Néanmoins, dans le paysage de la vie amoureuse contemporaine, on peut repérer des usages qui évoquent ce modèle. La drague « soft », indirecte, consiste à créer un lien distant puis glisser une invitation et attendre que l’autre fasse le premier pas. Ici, la force brute n’entre pas en jeu. On peut également voir une forme de furtivité numérique dans l’utilisation des réseaux sociaux ou des applis. Ils permettent d’observer avant d’intervenir, de glisser un like, un commentaire et de s’introduire dans le champ de l’autre sans confrontation. Miser sur les zones grises de la connexion affective sans laisser ouvertement transparaître l’intention romantique ou sexuelle peut être aussi une stratégie de roulage lent visant à contourner la méfiance, le rejet frontal et l’égo blessé.

Mais ce qui rend le modèle fécond, ce ne sont pas tant ses preuves empiriques, que ce qu’il permet d’éclairer : les stratégies secondaires de la séduction, la pluralité des styles, la reconnaissance que la puissance n’est pas le seul levier du désir et que la subtilité peut être redoutable. Cela renvoie aux injonctions culturelles de l’homme actif, dominant, encore majoritaire dans l’imaginaire. Mais l’essor de la gent plus douce, plus lyrique et qui choisit la finesse dans son approche fait réfléchir.

Pouvoir, consentement et narration de soi

La stratégie sournoise tourne autour d’un pouvoir discret : celui de passer inaperçu, de contourner la vigilance des dominants et de surprendre. Dans un sens, c’est la célébration de l’outsider, du petit joueur qui gagne par la ruse. Mais ce pouvoir est ambivalent. Il existe parce que l’espace est occupé par des dominants. Dans la sphère humaine, cela se traduit par des rapports de genre, de statut social et de capitaux divers (culturel, économique et symbolique). L’individu sournois n’est pas nécessairement celui qui ne peut pas rivaliser. Parfois il choisit de ne pas rivaliser et de jouer sur un autre terrain. Mais cette stratégie peut aussi refléter une marginalisation ou une exclusion.

····················

(Consigne 1) Pouvez-vous recopier mot pour mot le passage du texte sur les stratégies de séduction sournoises, en commençant à « Néanmoins, dans le » et en terminant à « et l’égo blessé. » ?
(Consigne 2) Pouvez-vous prolonger le texte sur les stratégies de séduction sournoises à partir de sa dernière phrase ?

Éléments conservés d'une collection:

····················

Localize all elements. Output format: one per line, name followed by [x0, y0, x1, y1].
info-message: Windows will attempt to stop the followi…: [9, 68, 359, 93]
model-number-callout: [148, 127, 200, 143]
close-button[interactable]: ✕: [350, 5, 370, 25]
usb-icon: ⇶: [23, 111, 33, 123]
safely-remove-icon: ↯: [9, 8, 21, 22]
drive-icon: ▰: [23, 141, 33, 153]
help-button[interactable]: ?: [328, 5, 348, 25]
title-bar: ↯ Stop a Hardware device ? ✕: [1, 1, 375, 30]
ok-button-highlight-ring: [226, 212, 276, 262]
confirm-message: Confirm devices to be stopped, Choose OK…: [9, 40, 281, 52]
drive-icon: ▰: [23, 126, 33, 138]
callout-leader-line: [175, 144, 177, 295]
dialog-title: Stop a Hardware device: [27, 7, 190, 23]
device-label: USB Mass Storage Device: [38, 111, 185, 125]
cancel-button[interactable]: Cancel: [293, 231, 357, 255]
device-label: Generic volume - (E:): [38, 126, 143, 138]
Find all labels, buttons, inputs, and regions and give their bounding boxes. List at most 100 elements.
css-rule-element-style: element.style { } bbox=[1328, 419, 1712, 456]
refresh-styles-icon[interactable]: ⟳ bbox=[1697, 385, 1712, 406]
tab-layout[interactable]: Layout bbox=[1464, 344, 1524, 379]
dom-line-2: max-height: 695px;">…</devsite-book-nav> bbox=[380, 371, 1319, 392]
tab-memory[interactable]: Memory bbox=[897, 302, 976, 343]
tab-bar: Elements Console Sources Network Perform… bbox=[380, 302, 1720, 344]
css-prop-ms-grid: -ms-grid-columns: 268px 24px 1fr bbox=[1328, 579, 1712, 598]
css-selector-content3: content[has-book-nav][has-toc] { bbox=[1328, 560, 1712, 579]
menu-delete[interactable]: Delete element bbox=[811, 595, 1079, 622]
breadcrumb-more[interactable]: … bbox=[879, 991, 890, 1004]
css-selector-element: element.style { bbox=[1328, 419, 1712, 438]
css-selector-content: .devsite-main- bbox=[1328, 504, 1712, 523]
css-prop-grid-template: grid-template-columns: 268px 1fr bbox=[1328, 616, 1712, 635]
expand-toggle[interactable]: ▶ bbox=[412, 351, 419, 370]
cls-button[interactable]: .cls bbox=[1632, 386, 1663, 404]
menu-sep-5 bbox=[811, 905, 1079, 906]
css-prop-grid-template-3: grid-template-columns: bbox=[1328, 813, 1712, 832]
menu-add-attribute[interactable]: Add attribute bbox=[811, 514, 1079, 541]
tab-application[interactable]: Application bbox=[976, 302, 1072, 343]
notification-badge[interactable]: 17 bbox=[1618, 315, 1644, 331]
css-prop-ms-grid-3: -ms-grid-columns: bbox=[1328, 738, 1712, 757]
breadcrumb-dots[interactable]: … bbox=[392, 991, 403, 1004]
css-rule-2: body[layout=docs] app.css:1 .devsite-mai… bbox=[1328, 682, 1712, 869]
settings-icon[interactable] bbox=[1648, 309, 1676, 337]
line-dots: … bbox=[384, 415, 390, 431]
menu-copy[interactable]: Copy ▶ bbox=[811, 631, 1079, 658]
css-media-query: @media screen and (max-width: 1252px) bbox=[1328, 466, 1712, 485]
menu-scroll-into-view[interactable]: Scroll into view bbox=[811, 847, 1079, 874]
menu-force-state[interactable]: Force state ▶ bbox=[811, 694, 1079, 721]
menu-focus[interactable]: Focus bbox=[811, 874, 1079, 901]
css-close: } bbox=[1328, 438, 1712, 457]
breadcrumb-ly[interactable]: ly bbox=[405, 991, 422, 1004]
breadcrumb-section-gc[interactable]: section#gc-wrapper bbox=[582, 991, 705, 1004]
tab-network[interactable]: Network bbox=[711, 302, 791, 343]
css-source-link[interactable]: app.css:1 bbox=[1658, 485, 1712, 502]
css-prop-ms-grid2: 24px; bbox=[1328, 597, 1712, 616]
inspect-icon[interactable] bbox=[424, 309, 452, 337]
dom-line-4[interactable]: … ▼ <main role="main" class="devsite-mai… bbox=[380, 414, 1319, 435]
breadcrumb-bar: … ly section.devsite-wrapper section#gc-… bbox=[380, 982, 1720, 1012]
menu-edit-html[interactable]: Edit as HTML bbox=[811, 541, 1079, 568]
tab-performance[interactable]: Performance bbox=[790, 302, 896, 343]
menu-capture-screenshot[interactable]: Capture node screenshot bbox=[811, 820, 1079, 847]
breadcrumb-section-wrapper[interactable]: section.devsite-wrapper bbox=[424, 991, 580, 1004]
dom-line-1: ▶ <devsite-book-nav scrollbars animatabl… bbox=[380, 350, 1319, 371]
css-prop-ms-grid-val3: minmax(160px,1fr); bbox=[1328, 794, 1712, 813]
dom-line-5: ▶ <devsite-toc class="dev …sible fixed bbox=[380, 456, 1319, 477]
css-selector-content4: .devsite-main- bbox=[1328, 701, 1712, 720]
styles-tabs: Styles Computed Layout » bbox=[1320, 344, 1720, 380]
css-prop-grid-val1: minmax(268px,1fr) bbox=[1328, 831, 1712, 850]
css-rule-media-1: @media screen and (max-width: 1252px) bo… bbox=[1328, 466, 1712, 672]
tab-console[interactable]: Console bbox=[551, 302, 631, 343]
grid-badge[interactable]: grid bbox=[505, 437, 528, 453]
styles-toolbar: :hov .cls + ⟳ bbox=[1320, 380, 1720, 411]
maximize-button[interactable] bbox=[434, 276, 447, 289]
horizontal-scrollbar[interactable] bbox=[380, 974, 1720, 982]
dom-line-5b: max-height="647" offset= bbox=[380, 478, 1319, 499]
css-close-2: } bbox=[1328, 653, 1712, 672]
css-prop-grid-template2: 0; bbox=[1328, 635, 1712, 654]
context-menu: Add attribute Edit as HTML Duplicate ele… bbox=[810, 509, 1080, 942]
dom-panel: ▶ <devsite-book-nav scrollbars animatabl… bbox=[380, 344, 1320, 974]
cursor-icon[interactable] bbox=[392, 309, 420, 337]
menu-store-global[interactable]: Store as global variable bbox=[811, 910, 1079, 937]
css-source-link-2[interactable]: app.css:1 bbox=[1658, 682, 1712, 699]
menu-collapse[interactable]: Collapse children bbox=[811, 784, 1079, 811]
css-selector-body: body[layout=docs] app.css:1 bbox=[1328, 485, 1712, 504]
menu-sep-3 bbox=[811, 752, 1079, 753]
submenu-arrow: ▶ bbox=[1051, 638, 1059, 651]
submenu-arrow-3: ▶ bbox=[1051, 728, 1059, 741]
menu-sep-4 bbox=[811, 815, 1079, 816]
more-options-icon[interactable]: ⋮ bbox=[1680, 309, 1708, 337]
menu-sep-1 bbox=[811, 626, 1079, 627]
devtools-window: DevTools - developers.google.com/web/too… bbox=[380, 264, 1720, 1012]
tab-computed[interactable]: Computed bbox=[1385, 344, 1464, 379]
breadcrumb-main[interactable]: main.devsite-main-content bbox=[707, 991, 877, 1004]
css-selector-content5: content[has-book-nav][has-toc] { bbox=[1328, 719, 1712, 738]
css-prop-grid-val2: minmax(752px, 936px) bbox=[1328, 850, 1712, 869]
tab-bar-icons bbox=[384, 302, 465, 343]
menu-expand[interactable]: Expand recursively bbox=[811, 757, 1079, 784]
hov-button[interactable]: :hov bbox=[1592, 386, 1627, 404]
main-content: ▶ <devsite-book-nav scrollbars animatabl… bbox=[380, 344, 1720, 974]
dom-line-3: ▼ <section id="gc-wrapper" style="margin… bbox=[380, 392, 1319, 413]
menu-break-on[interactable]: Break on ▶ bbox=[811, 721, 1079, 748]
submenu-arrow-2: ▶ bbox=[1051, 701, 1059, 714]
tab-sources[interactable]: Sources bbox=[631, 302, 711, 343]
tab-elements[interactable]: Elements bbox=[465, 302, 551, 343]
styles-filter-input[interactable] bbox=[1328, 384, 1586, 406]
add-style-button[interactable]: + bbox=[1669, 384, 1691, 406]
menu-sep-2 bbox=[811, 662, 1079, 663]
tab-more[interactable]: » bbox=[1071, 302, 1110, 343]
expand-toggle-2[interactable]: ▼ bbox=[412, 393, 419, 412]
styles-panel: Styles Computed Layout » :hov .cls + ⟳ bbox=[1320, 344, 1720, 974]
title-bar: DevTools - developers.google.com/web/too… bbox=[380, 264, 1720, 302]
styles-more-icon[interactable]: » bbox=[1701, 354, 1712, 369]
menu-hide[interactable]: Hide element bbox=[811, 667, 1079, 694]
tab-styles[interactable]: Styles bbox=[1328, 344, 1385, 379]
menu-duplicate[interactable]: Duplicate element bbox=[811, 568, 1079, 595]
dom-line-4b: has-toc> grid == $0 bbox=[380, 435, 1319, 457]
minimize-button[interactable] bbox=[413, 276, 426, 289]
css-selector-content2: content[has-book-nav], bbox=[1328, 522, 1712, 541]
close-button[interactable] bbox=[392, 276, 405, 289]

····················

(Production attendue 1)
Néanmoins, dans le paysage de la vie amoureuse contemporaine, on peut repérer des usages qui évoquent ce modèle. La drague « soft », indirecte, consiste à créer un lien distant puis glisser une invitation et attendre que l’autre fasse le premier pas. Ici, la force brute n’entre pas en jeu. On peut également voir une forme de furtivité numérique dans l’utilisation des réseaux sociaux ou des applis. Ils permettent d’observer avant d’intervenir, de glisser un like, un commentaire et de s’introduire dans le champ de l’autre sans confrontation. Miser sur les zones grises de la connexion affective sans laisser ouvertement transparaître l’intention romantique ou sexuelle peut être aussi une stratégie de roulage lent visant à contourner la méfiance, le rejet frontal et l’égo blessé.

(Production attendue 2)
Et quand on parle de sournoiserie dans le domaine de la séduction, surgissent rapidement des questions d’éthique : manipuler l’apparence, dissimuler ses intentions ou user de stratégies pour obtenir un autre résultat que la simple expression sincère du désir peut flirter avec la manipulation. Il convient donc de distinguer la tactique fine (qui opère dans le jeu de l’attirance et de la séduction consentie) de la manœuvre coercitive (qui transforme l’autre en instrument). L’hypothèse du baiseur sournois, si on l’applique à l’humain, invite à se demander jusqu’où la ruse est-elle acceptable dans l’arène du désir.

L’hypothèse ouvre une piste d’une esthétique alternative de la séduction. La figure de l’homme (ou de la femme) baiseur sournois incarne un nouveau style : celui de la subtilité, du timing, de l’attente active et du glissement discret. Dans notre monde saturé d’images, de mises en scène et de performances de séduction, cette alternative possède le charme de l’élégance cachée. Elle suggère que la séduction n’est pas uniquement spectacle mais atmosphère, qu’elle peut être tactique sans être cynique et qu’elle peut viser le désir sans le conquérir à l’arme lourde. Mais elle suppose aussi une conscience de soi, une capacité à jouer avec l’image et un jeu de rôle assumé.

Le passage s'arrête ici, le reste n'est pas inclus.